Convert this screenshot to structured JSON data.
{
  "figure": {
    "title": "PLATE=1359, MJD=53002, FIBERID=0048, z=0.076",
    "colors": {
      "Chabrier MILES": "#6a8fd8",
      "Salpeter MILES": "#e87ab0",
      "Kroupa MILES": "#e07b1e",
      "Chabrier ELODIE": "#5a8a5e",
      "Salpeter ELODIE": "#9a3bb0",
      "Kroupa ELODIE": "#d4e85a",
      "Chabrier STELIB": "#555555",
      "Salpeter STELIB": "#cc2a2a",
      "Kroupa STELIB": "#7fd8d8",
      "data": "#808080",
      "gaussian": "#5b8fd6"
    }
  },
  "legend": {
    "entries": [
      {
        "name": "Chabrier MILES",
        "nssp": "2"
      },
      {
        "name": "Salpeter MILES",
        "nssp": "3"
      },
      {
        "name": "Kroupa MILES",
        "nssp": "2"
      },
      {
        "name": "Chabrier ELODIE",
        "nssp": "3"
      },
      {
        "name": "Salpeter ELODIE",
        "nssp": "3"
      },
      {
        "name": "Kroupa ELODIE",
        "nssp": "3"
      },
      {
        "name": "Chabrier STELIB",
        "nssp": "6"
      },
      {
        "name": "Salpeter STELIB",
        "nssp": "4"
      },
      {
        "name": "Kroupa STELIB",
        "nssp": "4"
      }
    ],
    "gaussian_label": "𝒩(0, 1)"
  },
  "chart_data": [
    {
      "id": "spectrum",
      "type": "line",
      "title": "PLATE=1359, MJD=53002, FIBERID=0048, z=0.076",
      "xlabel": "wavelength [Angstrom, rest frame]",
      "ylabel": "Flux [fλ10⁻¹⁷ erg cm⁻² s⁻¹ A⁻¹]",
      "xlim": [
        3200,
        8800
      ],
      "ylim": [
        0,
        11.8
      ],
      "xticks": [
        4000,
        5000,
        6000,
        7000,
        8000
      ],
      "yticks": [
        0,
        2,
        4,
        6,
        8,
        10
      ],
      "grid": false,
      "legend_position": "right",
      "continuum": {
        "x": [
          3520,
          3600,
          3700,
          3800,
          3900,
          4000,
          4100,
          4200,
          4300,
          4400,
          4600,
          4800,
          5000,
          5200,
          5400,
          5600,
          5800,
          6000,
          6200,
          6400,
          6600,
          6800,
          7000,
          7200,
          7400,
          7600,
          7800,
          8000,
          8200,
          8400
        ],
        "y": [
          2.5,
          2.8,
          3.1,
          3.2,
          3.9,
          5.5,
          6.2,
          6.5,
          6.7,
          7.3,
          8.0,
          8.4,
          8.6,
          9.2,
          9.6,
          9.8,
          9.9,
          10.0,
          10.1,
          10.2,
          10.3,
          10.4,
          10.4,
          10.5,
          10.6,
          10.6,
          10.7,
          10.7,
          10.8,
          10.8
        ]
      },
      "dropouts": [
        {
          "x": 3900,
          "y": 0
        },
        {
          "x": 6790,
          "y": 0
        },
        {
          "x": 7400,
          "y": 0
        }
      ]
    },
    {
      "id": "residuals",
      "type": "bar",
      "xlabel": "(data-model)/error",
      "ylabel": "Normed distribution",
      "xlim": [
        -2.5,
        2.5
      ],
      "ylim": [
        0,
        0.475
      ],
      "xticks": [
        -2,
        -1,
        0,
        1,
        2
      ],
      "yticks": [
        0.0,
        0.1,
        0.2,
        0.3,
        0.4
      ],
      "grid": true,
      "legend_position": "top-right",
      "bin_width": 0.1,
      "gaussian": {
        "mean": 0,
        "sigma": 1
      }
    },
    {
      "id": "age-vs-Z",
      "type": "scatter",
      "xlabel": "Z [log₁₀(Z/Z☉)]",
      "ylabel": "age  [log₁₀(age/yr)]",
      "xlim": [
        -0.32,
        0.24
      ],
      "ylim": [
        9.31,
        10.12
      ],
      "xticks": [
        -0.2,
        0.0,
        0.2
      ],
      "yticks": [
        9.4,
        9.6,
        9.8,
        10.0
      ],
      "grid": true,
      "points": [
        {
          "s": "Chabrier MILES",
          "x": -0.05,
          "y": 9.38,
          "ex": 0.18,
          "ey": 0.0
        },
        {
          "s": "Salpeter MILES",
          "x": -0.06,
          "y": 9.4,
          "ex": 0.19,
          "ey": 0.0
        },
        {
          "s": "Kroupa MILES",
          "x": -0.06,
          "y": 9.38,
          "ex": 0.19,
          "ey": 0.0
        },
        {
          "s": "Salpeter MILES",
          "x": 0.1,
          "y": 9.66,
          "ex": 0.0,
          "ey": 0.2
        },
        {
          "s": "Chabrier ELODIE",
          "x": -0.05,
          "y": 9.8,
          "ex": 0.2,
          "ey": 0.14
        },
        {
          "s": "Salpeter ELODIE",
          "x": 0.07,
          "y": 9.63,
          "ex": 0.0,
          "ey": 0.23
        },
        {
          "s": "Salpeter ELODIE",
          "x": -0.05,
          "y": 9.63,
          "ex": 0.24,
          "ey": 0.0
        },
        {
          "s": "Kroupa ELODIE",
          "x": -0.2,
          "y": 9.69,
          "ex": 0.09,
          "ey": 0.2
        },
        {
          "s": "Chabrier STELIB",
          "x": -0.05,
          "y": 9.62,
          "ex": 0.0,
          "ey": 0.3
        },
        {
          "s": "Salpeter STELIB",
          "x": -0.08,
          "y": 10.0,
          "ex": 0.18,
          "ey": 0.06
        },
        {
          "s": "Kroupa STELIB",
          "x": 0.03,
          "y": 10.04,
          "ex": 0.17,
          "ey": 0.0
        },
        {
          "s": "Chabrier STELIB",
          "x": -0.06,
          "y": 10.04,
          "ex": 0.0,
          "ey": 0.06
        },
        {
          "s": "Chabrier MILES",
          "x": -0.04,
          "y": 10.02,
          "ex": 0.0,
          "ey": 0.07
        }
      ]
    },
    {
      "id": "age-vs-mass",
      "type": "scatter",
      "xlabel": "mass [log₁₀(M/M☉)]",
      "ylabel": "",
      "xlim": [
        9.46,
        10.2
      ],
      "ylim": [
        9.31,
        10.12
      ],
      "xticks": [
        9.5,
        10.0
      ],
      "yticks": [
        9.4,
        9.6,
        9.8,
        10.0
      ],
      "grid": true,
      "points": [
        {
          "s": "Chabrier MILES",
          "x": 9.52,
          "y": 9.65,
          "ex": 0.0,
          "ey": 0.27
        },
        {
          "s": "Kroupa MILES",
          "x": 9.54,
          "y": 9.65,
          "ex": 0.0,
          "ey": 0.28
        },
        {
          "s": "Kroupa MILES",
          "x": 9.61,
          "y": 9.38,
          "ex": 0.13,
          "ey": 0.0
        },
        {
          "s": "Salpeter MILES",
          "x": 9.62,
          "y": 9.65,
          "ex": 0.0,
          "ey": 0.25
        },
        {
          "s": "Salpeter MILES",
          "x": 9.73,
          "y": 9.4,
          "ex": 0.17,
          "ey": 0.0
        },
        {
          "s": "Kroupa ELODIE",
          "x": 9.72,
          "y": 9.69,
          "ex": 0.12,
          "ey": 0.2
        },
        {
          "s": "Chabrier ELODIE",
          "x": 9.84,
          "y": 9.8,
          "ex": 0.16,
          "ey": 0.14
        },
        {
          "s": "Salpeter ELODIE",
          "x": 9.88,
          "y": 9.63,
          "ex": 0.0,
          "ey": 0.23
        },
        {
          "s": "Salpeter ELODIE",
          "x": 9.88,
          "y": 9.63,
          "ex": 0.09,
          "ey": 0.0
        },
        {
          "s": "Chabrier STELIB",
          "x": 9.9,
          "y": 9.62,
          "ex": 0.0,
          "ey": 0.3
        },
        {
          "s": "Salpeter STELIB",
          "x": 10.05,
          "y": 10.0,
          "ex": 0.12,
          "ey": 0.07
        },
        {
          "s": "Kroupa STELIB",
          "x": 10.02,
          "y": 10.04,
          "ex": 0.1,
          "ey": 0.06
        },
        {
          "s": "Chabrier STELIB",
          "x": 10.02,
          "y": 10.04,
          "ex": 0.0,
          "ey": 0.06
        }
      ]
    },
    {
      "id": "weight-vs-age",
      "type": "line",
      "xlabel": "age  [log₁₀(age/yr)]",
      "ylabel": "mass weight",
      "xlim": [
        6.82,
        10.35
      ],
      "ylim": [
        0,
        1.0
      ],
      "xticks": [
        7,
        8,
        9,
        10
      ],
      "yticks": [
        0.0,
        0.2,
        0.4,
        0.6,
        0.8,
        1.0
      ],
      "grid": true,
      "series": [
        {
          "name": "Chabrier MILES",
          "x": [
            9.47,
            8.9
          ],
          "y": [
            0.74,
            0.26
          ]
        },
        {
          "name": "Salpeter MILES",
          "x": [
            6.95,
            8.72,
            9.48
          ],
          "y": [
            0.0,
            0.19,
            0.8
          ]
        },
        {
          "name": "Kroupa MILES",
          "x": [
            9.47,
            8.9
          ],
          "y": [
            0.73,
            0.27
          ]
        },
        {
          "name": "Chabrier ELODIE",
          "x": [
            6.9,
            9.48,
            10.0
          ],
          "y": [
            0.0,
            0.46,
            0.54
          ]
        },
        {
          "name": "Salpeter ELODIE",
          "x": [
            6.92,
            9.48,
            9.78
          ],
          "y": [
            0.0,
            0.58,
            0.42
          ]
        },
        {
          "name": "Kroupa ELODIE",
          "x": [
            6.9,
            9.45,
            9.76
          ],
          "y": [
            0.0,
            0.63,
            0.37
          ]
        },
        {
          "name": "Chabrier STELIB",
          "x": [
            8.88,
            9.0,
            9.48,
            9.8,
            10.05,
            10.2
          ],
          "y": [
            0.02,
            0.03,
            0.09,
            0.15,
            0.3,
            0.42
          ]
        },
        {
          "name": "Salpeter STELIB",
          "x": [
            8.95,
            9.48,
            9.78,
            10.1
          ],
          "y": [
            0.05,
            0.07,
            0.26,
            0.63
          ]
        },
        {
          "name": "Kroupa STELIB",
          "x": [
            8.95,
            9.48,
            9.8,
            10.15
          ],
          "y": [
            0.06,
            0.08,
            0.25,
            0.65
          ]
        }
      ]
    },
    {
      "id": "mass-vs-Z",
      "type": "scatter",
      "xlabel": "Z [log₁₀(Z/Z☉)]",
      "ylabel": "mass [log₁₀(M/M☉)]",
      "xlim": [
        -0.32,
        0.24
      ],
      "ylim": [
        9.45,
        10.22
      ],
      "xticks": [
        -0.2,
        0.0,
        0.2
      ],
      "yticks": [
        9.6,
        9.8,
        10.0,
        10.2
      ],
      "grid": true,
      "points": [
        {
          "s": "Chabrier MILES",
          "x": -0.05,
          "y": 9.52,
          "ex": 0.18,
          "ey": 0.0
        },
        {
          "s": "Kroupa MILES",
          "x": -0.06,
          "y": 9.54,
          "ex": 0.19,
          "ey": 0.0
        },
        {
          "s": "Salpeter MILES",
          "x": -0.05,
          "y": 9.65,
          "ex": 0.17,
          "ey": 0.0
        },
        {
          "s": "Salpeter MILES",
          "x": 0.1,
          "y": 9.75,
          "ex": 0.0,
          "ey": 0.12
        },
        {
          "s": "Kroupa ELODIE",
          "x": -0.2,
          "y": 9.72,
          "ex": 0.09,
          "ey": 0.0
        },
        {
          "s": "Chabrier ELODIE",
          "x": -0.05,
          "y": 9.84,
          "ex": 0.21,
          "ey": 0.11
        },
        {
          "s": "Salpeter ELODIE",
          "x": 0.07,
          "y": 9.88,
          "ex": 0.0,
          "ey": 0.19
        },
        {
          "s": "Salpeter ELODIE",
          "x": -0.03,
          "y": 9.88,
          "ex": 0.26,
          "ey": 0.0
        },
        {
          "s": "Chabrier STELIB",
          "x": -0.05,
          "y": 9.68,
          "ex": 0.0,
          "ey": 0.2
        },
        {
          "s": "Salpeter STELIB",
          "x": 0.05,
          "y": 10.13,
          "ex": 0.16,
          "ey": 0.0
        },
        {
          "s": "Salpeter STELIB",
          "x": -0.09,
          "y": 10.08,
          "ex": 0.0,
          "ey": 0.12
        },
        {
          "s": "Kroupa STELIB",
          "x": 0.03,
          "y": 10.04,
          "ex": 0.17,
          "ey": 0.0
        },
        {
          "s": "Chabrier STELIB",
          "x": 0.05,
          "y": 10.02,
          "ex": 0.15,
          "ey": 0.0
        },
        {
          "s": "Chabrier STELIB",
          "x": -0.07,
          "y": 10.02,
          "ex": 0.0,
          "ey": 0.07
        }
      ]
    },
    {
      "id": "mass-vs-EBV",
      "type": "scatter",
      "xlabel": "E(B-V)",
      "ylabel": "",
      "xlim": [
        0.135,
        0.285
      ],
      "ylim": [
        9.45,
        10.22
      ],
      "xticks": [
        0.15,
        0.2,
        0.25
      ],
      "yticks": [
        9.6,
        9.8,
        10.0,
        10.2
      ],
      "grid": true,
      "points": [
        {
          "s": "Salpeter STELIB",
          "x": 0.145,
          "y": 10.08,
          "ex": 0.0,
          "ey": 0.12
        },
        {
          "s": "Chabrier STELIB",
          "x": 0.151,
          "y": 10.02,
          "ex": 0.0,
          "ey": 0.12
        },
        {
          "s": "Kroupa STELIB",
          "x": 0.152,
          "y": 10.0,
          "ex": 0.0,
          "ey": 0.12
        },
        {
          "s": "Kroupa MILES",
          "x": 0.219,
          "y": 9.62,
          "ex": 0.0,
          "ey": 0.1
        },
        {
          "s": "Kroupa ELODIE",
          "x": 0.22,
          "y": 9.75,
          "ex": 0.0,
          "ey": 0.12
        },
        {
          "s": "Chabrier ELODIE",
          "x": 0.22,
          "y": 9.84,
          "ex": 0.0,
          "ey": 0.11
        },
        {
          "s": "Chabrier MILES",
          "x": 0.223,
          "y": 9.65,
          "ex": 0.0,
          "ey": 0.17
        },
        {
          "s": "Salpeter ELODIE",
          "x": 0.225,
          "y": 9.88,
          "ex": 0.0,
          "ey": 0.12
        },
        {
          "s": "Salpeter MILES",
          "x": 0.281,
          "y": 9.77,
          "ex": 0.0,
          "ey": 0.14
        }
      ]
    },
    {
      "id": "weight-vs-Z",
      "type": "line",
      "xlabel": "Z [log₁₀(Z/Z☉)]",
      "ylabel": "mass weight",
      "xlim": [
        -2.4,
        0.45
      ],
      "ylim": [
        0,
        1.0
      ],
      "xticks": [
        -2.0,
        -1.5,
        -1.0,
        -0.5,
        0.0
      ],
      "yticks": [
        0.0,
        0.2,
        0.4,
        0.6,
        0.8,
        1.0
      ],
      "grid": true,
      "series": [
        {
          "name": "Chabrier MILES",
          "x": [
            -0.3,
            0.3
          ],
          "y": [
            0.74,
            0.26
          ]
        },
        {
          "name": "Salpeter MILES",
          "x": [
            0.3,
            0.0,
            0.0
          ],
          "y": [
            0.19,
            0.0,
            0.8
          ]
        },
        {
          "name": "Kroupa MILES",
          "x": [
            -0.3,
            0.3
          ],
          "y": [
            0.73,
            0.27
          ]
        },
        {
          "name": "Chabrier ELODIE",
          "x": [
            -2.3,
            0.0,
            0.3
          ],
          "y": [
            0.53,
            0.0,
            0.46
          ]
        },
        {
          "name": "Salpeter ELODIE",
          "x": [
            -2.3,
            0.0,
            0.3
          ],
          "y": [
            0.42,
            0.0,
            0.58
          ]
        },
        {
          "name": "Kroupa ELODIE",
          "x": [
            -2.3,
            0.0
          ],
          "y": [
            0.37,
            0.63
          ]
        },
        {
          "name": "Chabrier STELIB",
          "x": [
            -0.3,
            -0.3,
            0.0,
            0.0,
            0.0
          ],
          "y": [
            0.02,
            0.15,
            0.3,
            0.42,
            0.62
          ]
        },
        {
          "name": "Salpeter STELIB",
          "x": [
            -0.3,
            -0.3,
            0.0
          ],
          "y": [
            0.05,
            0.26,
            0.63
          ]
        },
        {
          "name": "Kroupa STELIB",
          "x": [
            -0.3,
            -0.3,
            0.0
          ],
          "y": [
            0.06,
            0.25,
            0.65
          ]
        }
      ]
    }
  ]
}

§ REQUIREMENTS
Pick each line holding the word "FIBERID" out of the data and copy it.

§ TASK OUTPUT
    "title": "PLATE=1359, MJD=53002, FIBERID=0048, z=0.076",
      "title": "PLATE=1359, MJD=53002, FIBERID=0048, z=0.076",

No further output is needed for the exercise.